### Exercise goal
Output all of the entries exactly as written.

### Material for this exercise

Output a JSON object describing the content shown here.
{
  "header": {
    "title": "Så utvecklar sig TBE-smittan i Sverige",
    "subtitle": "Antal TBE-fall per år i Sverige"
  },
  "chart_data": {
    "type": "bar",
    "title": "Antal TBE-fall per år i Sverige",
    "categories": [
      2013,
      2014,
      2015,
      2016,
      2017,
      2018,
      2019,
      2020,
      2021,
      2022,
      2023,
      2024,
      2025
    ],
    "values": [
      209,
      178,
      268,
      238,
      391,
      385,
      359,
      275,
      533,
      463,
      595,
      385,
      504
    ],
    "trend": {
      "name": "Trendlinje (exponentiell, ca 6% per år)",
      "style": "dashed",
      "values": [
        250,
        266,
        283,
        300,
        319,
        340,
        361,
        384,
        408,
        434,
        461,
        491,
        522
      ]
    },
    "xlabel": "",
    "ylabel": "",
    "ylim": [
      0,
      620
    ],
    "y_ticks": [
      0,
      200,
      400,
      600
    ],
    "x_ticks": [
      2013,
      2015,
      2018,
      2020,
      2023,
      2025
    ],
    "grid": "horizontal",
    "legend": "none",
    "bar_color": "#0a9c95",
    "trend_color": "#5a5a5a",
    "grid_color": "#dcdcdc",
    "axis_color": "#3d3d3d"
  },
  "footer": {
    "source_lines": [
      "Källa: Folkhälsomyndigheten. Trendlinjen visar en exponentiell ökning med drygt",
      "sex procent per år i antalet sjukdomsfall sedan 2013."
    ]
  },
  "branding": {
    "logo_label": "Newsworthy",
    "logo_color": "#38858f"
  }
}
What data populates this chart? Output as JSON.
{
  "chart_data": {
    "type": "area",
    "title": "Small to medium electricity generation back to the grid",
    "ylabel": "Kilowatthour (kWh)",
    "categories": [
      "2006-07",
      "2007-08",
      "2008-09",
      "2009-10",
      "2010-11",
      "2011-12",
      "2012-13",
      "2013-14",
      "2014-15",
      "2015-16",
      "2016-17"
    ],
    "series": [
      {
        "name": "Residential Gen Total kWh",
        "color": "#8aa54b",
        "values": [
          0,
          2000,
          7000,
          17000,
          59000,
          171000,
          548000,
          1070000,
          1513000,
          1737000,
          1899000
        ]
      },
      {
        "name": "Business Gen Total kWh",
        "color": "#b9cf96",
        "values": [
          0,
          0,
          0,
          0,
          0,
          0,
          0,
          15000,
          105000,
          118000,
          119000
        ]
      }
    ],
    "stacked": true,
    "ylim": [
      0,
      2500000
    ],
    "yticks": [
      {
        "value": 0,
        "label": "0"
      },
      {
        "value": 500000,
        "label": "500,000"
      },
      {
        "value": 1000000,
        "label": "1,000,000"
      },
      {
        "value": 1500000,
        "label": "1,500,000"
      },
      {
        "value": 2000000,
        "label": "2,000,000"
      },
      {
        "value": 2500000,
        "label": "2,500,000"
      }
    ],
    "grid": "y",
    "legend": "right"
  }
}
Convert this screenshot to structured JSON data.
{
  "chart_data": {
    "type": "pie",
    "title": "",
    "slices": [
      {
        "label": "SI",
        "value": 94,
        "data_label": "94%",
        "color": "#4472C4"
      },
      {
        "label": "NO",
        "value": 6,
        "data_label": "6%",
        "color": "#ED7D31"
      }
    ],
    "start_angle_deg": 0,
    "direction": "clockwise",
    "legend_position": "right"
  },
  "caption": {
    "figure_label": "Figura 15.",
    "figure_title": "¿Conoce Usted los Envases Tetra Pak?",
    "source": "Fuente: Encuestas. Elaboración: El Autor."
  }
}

### Full answer
Output a JSON object describing the content shown here.
{
  "header": {
    "title": "Så utvecklar sig TBE-smittan i Sverige",
    "subtitle": "Antal TBE-fall per år i Sverige"
  },
  "chart_data": {
    "type": "bar",
    "title": "Antal TBE-fall per år i Sverige",
    "categories": [
      2013,
      2014,
      2015,
      2016,
      2017,
      2018,
      2019,
      2020,
      2021,
      2022,
      2023,
      2024,
      2025
    ],
    "values": [
      209,
      178,
      268,
      238,
      391,
      385,
      359,
      275,
      533,
      463,
      595,
      385,
      504
    ],
    "trend": {
      "name": "Trendlinje (exponentiell, ca 6% per år)",
      "style": "dashed",
      "values": [
        250,
        266,
        283,
        300,
        319,
        340,
        361,
        384,
        408,
        434,
        461,
        491,
        522
      ]
    },
    "xlabel": "",
    "ylabel": "",
    "ylim": [
      0,
      620
    ],
    "y_ticks": [
      0,
      200,
      400,
      600
    ],
    "x_ticks": [
      2013,
      2015,
      2018,
      2020,
      2023,
      2025
    ],
    "grid": "horizontal",
    "legend": "none",
    "bar_color": "#0a9c95",
    "trend_color": "#5a5a5a",
    "grid_color": "#dcdcdc",
    "axis_color": "#3d3d3d"
  },
  "footer": {
    "source_lines": [
      "Källa: Folkhälsomyndigheten. Trendlinjen visar en exponentiell ökning med drygt",
      "sex procent per år i antalet sjukdomsfall sedan 2013."
    ]
  },
  "branding": {
    "logo_label": "Newsworthy",
    "logo_color": "#38858f"
  }
}
What data populates this chart? Output as JSON.
{
  "chart_data": {
    "type": "area",
    "title": "Small to medium electricity generation back to the grid",
    "ylabel": "Kilowatthour (kWh)",
    "categories": [
      "2006-07",
      "2007-08",
      "2008-09",
      "2009-10",
      "2010-11",
      "2011-12",
      "2012-13",
      "2013-14",
      "2014-15",
      "2015-16",
      "2016-17"
    ],
    "series": [
      {
        "name": "Residential Gen Total kWh",
        "color": "#8aa54b",
        "values": [
          0,
          2000,
          7000,
          17000,
          59000,
          171000,
          548000,
          1070000,
          1513000,
          1737000,
          1899000
        ]
      },
      {
        "name": "Business Gen Total kWh",
        "color": "#b9cf96",
        "values": [
          0,
          0,
          0,
          0,
          0,
          0,
          0,
          15000,
          105000,
          118000,
          119000
        ]
      }
    ],
    "stacked": true,
    "ylim": [
      0,
      2500000
    ],
    "yticks": [
      {
        "value": 0,
        "label": "0"
      },
      {
        "value": 500000,
        "label": "500,000"
      },
      {
        "value": 1000000,
        "label": "1,000,000"
      },
      {
        "value": 1500000,
        "label": "1,500,000"
      },
      {
        "value": 2000000,
        "label": "2,000,000"
      },
      {
        "value": 2500000,
        "label": "2,500,000"
      }
    ],
    "grid": "y",
    "legend": "right"
  }
}
Convert this screenshot to structured JSON data.
{
  "chart_data": {
    "type": "pie",
    "title": "",
    "slices": [
      {
        "label": "SI",
        "value": 94,
        "data_label": "94%",
        "color": "#4472C4"
      },
      {
        "label": "NO",
        "value": 6,
        "data_label": "6%",
        "color": "#ED7D31"
      }
    ],
    "start_angle_deg": 0,
    "direction": "clockwise",
    "legend_position": "right"
  },
  "caption": {
    "figure_label": "Figura 15.",
    "figure_title": "¿Conoce Usted los Envases Tetra Pak?",
    "source": "Fuente: Encuestas. Elaboración: El Autor."
  }
}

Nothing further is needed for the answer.